═════ PASSAGE PROVIDED

Haydn took the libretto with him when he returned to his home city of Vienna in 1795. He had it translated into German by Baron Gottfried van Swieten, a wealthy Imperial functionary and important musical patron. Van Swieten said that he “followed the general outlines of the original piece” but changed many details when he saw fit. Haydn spent all of 1797 and part of 1798 composing The Creation (Die Schöpfung in German). Van Swieten ensured funding for a series of private performances in 1798 and the first public performance in 1799. It was an immediate popular and critical success and has never left the repertoire in 200+ years.

Portrait of Haydn in 1799

Because Haydn wanted his oratorio to be performed in England as well as in Europe, van Swieten presided over the first known instance of a major musical work published with bilingual text. But Haydn’s music had been crafted to fit the rhythms and phrasing of the German, and van Swieten wasn’t up to the job of making the English text fit well with the music. “It is lamentable to see such divine music joined with such miserable broken English,” was the opinion of one early English critic.

══════════
═════ SUPPLIED DATA

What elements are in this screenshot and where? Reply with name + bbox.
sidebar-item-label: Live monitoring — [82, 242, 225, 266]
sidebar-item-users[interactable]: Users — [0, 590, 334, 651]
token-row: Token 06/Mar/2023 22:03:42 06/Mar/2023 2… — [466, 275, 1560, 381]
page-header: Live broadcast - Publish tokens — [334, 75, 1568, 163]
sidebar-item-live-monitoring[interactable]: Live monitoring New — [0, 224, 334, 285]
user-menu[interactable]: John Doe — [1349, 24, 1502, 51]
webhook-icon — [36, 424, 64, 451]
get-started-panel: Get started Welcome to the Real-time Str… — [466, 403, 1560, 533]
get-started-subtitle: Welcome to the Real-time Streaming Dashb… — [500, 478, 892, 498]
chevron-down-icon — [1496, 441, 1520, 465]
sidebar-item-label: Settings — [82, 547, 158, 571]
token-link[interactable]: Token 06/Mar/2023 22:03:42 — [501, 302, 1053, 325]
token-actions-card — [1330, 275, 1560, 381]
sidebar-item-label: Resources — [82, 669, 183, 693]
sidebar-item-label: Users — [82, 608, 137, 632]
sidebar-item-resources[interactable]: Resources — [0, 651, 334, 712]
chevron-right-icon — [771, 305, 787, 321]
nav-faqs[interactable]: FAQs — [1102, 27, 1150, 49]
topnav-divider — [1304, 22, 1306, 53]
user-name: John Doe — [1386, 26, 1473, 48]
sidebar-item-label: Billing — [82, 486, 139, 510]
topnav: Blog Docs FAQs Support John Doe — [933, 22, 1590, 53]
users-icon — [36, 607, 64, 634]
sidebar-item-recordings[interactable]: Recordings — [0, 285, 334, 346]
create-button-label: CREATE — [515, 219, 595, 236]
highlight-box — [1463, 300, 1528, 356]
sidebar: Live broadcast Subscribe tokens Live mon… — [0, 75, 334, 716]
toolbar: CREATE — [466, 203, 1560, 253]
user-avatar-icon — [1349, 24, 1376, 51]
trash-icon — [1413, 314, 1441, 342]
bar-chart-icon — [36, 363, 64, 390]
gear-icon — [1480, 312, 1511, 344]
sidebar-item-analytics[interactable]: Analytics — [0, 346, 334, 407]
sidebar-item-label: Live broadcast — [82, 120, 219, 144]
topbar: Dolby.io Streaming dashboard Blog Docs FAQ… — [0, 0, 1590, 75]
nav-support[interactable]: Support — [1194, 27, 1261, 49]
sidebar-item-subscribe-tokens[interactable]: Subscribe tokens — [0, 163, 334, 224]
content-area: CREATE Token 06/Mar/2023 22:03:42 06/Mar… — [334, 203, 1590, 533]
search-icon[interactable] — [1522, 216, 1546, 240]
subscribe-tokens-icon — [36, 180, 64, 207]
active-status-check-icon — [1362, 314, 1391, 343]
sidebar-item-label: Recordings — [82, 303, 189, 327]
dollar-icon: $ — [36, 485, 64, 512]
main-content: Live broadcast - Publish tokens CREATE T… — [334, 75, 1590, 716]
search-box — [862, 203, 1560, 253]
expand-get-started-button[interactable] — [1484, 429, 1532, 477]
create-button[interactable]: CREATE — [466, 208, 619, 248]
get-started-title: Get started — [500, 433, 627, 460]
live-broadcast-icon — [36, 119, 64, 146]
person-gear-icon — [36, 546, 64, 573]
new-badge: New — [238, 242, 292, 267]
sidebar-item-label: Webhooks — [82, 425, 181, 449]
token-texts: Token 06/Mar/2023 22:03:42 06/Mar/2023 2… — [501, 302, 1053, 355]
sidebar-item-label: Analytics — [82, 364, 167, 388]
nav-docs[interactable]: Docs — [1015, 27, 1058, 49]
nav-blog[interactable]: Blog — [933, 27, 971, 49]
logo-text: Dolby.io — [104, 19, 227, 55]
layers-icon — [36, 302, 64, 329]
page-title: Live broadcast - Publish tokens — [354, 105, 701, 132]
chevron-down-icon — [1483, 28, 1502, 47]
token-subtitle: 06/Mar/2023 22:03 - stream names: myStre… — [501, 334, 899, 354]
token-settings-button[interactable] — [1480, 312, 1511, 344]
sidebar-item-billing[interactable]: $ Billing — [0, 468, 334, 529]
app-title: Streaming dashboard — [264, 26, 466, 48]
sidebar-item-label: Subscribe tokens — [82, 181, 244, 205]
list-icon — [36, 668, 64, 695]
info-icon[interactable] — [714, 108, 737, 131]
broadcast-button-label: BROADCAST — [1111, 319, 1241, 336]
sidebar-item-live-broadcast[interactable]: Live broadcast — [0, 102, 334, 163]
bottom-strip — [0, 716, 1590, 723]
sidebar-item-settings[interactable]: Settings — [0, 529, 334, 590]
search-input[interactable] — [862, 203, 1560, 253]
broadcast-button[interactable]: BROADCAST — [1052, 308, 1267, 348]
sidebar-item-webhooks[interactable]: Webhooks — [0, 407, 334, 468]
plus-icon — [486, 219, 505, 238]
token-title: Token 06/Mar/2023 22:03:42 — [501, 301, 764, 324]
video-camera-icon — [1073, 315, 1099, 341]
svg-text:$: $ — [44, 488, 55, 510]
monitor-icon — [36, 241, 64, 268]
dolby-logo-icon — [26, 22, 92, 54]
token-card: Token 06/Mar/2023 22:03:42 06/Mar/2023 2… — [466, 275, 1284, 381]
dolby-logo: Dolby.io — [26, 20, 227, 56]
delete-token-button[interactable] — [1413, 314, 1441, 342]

══════════

_TO BE DONE_:
(a) In the passage about Haydn's The Creation, who translated the libretto into German?
(b) Pick up the passage about Haydn's The Creation after its final sentence and continue writing it.

_IN RESPONSE_:
(a) Baron Gottfried van Swieten translated it.

(b)
To be fair, Milton’s high-flown language already contained enough inverted word order to make it a kind of Yoda-speak, and van Swieten only made it worse. So for more than 200 years English-language singers and audiences have had to put up with such tangled syntax as “The wonder of his work displays the firmament,” instead of the more natural word order “The firmament displays the wonder of his work,” and “Today that is coming speaks it the day, the night that is gone to following night,” lines that might be intelligible in German, where case endings help clarify the grammar, but which are mystifying in English. Several subsequent translations have tried to repair some of the damage, including the 1957 version by Robert Shaw and Alice Parker.

Milton’s plot or “argument”  The archangels Raphael (bass soloist), Uriel (tenor), and Gabriel (soprano) relate how and wherefore this world was first created; that God, after the expelling of Satan and his Angels out of Heaven, declared his pleasure to create another world, and other creatures to dwell therein…; perform[ed] the work of Creation in six days: the Angels [the rank-and-file heavenly host, i.e., the chorus] celebrate with hymns the performance thereof….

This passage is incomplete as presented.